**Short task**
Retype the data below without altering anything.
Start
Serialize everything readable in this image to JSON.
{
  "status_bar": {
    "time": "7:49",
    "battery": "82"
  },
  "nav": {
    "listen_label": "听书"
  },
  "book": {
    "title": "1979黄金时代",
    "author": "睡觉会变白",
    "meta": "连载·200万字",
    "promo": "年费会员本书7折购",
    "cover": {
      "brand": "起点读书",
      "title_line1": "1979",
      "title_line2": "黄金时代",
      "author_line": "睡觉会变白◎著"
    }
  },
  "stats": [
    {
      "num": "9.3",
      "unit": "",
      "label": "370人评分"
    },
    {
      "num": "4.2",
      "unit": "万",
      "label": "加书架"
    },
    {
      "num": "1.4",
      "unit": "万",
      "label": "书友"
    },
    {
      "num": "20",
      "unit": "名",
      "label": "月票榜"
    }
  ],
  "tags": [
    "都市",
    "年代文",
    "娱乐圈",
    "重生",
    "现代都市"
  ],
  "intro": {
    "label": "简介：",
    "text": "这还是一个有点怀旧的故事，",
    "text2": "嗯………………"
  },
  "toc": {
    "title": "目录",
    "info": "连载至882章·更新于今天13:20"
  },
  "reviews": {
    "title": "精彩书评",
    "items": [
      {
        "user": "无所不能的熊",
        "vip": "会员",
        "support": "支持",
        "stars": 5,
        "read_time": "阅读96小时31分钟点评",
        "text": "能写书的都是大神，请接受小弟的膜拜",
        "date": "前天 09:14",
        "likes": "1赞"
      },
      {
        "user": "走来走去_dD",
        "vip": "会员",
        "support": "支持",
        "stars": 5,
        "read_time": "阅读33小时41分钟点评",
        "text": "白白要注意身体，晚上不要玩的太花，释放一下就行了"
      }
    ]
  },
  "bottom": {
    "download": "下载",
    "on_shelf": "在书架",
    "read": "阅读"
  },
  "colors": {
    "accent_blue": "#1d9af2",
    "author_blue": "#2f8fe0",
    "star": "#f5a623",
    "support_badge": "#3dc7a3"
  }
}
End
**Solution**
Serialize everything readable in this image to JSON.
{
  "status_bar": {
    "time": "7:49",
    "battery": "82"
  },
  "nav": {
    "listen_label": "听书"
  },
  "book": {
    "title": "1979黄金时代",
    "author": "睡觉会变白",
    "meta": "连载·200万字",
    "promo": "年费会员本书7折购",
    "cover": {
      "brand": "起点读书",
      "title_line1": "1979",
      "title_line2": "黄金时代",
      "author_line": "睡觉会变白◎著"
    }
  },
  "stats": [
    {
      "num": "9.3",
      "unit": "",
      "label": "370人评分"
    },
    {
      "num": "4.2",
      "unit": "万",
      "label": "加书架"
    },
    {
      "num": "1.4",
      "unit": "万",
      "label": "书友"
    },
    {
      "num": "20",
      "unit": "名",
      "label": "月票榜"
    }
  ],
  "tags": [
    "都市",
    "年代文",
    "娱乐圈",
    "重生",
    "现代都市"
  ],
  "intro": {
    "label": "简介：",
    "text": "这还是一个有点怀旧的故事，",
    "text2": "嗯………………"
  },
  "toc": {
    "title": "目录",
    "info": "连载至882章·更新于今天13:20"
  },
  "reviews": {
    "title": "精彩书评",
    "items": [
      {
        "user": "无所不能的熊",
        "vip": "会员",
        "support": "支持",
        "stars": 5,
        "read_time": "阅读96小时31分钟点评",
        "text": "能写书的都是大神，请接受小弟的膜拜",
        "date": "前天 09:14",
        "likes": "1赞"
      },
      {
        "user": "走来走去_dD",
        "vip": "会员",
        "support": "支持",
        "stars": 5,
        "read_time": "阅读33小时41分钟点评",
        "text": "白白要注意身体，晚上不要玩的太花，释放一下就行了"
      }
    ]
  },
  "bottom": {
    "download": "下载",
    "on_shelf": "在书架",
    "read": "阅读"
  },
  "colors": {
    "accent_blue": "#1d9af2",
    "author_blue": "#2f8fe0",
    "star": "#f5a623",
    "support_badge": "#3dc7a3"
  }
}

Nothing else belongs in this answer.